• Assigned task 1
In the article about The Daily Stormer going offline, which two companies confirmed on Twitter that they had ended services to the site?
• Assigned task 2
Continue the article about The Daily Stormer going offline, starting after its last sentence.

The Daily Stormer, a U.S. white supremacist website which self-bills as “The World’s Most Genocidal Republican Website” and includes a discussion board on “Nazi lifestyle”, currently appears to be offline.
The companies that usually enable the neo-Nazi propaganda website to stay online have faced a public outcry over their continued enablement of fascistic speech in the wake of violence in Charlottesville, Virginia, where a white supremacist rally that the website helped to organize resulted in the death of anti-fascist demonstrator Heather Heyer.
Heyer was killed after a right-wing demonstrator rammed his car into the crowd, also injuring several other anti-fascist counter-protestors.
The Daily Stormer subsequently published an article celebrating Heyer’s death.
In the latest development, two more web hosting services firms have said they have terminated services to The Daily Stormer.
In a series of Twitter exchanges with critics, email newsletter services provider Sendgrid and SaaS suite provider Zoho confirmed they have terminated services to The Daily Stormer’s account.
Sendgrid also responded to an emailed complaint by entrepreneur Ryan Block saying it has suspended The Daily Stormer’s account “in light of recent events”:
Another company called out in the above thread — DreamHost — said it had not provided services to the website since 2014.

• Material provided
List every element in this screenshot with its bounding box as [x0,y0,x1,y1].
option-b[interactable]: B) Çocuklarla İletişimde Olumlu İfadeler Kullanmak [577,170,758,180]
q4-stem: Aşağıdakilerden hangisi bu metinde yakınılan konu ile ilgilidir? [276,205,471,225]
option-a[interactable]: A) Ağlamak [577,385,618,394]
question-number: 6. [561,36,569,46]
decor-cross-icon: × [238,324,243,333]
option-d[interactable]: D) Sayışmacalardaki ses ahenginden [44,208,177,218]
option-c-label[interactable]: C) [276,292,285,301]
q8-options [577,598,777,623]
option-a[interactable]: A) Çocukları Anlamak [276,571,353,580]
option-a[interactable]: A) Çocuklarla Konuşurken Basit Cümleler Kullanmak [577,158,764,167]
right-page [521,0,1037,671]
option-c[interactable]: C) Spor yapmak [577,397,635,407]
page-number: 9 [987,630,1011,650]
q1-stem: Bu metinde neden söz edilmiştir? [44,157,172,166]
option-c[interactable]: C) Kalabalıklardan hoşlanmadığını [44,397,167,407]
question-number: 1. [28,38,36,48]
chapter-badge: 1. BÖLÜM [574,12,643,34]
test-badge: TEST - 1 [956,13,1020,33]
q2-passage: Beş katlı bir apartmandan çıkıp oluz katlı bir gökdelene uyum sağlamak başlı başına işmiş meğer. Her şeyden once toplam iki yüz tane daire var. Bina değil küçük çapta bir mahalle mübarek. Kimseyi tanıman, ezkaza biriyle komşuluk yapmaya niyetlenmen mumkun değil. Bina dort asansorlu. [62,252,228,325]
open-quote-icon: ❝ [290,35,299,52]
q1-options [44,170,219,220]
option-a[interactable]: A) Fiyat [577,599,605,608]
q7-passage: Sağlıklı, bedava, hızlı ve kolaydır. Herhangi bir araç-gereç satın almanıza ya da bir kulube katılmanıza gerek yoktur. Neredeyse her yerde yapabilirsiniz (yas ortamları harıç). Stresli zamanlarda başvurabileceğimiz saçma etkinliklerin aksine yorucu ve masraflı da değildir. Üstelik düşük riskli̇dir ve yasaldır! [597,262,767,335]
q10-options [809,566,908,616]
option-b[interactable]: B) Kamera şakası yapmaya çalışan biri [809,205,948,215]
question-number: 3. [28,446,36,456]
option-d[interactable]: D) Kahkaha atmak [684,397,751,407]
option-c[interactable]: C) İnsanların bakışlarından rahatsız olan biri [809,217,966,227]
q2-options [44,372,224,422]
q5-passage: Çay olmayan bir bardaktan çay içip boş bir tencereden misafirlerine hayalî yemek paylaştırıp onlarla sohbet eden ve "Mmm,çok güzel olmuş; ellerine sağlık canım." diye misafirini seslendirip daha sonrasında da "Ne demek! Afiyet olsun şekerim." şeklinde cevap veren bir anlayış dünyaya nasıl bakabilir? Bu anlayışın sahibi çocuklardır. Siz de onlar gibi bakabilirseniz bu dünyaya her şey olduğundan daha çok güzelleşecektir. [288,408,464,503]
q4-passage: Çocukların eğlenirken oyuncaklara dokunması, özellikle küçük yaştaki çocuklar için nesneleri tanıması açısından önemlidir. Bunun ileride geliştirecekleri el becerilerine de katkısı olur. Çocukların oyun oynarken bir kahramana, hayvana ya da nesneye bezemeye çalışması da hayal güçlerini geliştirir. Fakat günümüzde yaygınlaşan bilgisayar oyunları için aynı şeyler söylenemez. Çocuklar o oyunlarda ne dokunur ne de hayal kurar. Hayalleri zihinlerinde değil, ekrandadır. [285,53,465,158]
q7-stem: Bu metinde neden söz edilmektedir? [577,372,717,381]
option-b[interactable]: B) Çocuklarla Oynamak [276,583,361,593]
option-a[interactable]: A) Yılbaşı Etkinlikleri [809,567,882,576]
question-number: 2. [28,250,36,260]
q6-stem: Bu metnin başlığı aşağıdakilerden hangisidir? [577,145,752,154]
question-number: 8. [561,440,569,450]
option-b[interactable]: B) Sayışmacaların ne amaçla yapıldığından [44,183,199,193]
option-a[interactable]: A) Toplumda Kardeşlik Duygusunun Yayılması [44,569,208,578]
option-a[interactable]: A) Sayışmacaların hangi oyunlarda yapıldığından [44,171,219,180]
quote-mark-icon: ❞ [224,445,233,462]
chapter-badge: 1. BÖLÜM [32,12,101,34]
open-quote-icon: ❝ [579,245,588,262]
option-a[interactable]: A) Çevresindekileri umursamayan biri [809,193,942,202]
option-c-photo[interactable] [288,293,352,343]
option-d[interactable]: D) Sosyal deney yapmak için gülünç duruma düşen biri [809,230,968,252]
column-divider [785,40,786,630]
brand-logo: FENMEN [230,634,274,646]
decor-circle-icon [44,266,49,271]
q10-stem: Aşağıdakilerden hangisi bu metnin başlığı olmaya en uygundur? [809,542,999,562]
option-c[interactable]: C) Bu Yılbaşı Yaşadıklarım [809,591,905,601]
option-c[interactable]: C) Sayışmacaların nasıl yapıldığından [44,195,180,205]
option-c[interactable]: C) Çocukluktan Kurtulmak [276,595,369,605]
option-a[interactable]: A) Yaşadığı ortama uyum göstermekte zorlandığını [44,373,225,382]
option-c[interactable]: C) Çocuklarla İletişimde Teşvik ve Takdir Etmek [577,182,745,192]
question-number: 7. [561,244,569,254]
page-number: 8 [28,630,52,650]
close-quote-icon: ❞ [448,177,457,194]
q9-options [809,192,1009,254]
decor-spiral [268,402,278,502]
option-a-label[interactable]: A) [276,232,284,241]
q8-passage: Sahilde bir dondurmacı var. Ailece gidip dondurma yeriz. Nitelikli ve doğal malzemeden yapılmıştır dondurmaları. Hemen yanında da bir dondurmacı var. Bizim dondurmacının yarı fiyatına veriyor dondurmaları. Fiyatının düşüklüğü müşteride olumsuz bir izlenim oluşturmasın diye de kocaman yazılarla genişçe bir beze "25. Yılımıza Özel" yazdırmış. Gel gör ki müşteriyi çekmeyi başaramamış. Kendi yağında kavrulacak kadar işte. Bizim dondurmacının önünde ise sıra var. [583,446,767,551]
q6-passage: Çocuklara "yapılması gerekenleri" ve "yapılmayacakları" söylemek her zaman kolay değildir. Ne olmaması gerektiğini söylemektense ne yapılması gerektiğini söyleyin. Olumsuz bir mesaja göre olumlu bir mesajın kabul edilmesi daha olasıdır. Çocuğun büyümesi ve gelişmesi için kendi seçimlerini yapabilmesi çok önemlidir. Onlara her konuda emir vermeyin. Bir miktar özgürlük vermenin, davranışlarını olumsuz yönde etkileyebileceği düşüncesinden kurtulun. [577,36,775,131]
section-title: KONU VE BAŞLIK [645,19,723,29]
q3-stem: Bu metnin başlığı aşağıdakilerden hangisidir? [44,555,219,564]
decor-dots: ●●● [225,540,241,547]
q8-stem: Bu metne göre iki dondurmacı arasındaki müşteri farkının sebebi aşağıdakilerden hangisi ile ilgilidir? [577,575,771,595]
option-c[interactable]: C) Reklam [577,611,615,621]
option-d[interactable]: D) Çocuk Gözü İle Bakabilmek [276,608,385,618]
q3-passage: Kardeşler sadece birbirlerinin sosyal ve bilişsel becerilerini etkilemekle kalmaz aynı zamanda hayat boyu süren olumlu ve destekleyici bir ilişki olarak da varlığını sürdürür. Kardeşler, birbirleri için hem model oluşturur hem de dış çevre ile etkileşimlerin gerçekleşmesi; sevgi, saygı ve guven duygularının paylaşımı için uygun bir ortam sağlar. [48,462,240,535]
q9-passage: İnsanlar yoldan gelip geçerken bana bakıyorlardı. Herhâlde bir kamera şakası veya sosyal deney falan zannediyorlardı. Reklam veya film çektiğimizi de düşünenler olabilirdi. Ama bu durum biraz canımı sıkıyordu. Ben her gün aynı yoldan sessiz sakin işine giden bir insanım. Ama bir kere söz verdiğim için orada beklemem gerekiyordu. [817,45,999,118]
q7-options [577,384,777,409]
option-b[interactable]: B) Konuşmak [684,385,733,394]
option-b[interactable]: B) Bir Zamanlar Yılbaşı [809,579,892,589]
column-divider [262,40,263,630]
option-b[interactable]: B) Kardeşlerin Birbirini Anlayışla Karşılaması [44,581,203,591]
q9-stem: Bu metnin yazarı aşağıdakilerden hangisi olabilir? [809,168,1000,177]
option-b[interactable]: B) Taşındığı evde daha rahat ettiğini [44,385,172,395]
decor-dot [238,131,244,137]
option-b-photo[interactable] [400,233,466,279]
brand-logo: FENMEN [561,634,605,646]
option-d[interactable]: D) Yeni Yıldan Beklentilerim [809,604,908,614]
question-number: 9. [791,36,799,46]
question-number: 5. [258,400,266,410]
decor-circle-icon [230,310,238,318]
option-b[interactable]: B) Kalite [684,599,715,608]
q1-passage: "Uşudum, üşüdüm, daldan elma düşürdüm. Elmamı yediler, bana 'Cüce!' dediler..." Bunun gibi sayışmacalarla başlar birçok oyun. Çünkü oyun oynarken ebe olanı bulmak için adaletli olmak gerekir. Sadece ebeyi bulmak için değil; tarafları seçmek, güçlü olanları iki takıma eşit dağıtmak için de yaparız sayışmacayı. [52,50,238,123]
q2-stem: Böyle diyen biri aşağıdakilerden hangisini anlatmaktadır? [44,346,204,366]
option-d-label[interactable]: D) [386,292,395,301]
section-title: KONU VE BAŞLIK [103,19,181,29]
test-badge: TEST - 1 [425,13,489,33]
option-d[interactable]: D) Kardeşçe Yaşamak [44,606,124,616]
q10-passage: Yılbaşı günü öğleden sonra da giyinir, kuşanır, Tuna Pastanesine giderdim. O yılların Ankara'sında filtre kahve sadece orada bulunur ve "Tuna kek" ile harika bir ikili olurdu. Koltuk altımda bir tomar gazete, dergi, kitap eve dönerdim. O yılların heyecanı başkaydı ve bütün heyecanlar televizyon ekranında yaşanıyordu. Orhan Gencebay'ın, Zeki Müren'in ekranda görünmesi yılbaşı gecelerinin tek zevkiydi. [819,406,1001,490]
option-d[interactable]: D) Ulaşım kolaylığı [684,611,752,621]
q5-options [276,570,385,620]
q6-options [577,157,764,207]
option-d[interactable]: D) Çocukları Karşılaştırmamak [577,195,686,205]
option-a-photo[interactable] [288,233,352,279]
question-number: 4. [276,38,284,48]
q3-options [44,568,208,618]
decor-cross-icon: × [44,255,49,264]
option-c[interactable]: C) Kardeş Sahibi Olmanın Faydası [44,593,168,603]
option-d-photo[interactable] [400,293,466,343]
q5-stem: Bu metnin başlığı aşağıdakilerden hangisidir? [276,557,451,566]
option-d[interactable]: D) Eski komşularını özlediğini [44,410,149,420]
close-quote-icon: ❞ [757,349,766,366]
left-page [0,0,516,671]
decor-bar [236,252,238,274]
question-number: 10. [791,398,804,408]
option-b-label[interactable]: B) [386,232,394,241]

• Response area 1
Sendgrid and Zoho.

• Response area 2
However a third company, Cloudflare, a provider of website security services including bolstering defenses against denial of service attacks and masking the identity of a site’s domain provider, is apparently continuing to provide DDoS protection services to The Daily Stormer.
Contacted by TechCrunch yesterday to ask whether it will be reconsidering its decision to provide services to The Daily Stormer in light of the violence in Charlottesville, a Cloudflare spokeswoman responded with this statement: “Cloudflare is aware of the concerns that have been raised over some sites that have used our network. We find the content on some of these sites repugnant. While our policy is to not comment on any user specifically, we are cooperating with law enforcement in any investigation.”
She also noted that the company does not provide hosting services, and said withdrawal of its service would “simply make a site slower and more vulnerable to attack”.
Yesterday The Daily Stormer’s domain provider, Go Daddy, said it was terminating its business relationship with the site — citing terms of service violations, and giving it 24 hours to move the domain to another provider.
The Daily Stormer then tried to move to Google Domains, but the company stepped in and cancelled the registration — also citing TOS violations.
Given the current offline status of The Daily Stormer it would appear it has not, as yet, been able to find an alternative domain provider.
Ahead of the violence in Charlottesville, Airbnb also deactivated accounts of multiple people associated with the white supremacist march, after learning that attendees had been booking local accommodation via its platform.
In a statement regarding this action Airbnb noted that it requires users of its platform to abide by its community standards — and those standards require equal treatment of others, regardless of race, religion, national origin, ethnicity, disability, sex, gender identity, sexual orientation, or age.
Yesterday another tech firm, Discord, which provides a popular voice chat platform, responded to the violence in Charlottesville by closing accounts associated with the far right — it too cited violations of its terms of service.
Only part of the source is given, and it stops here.